▶ **Your instructions**: Transcribe the records that follow in their entirety, omitting any pictures.

((

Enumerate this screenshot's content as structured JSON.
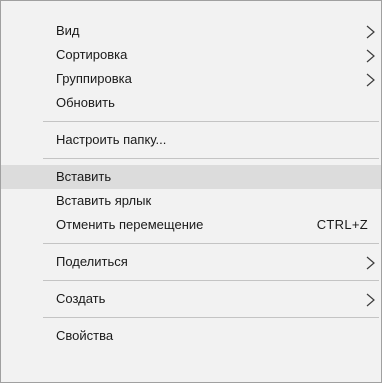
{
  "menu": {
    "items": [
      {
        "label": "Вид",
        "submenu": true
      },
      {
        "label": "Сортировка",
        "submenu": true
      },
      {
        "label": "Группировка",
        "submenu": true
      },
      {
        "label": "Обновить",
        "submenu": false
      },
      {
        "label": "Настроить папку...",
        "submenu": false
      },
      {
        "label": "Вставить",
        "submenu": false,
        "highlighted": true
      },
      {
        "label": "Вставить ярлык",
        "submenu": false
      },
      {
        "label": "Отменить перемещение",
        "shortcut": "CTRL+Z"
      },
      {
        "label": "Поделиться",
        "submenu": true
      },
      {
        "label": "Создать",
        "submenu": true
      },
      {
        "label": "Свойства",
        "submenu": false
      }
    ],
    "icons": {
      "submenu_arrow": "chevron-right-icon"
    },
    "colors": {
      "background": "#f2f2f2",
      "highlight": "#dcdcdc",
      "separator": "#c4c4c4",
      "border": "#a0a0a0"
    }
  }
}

))

▶ **In response**:
Enumerate this screenshot's content as structured JSON.
{
  "menu": {
    "items": [
      {
        "label": "Вид",
        "submenu": true
      },
      {
        "label": "Сортировка",
        "submenu": true
      },
      {
        "label": "Группировка",
        "submenu": true
      },
      {
        "label": "Обновить",
        "submenu": false
      },
      {
        "label": "Настроить папку...",
        "submenu": false
      },
      {
        "label": "Вставить",
        "submenu": false,
        "highlighted": true
      },
      {
        "label": "Вставить ярлык",
        "submenu": false
      },
      {
        "label": "Отменить перемещение",
        "shortcut": "CTRL+Z"
      },
      {
        "label": "Поделиться",
        "submenu": true
      },
      {
        "label": "Создать",
        "submenu": true
      },
      {
        "label": "Свойства",
        "submenu": false
      }
    ],
    "icons": {
      "submenu_arrow": "chevron-right-icon"
    },
    "colors": {
      "background": "#f2f2f2",
      "highlight": "#dcdcdc",
      "separator": "#c4c4c4",
      "border": "#a0a0a0"
    }
  }
}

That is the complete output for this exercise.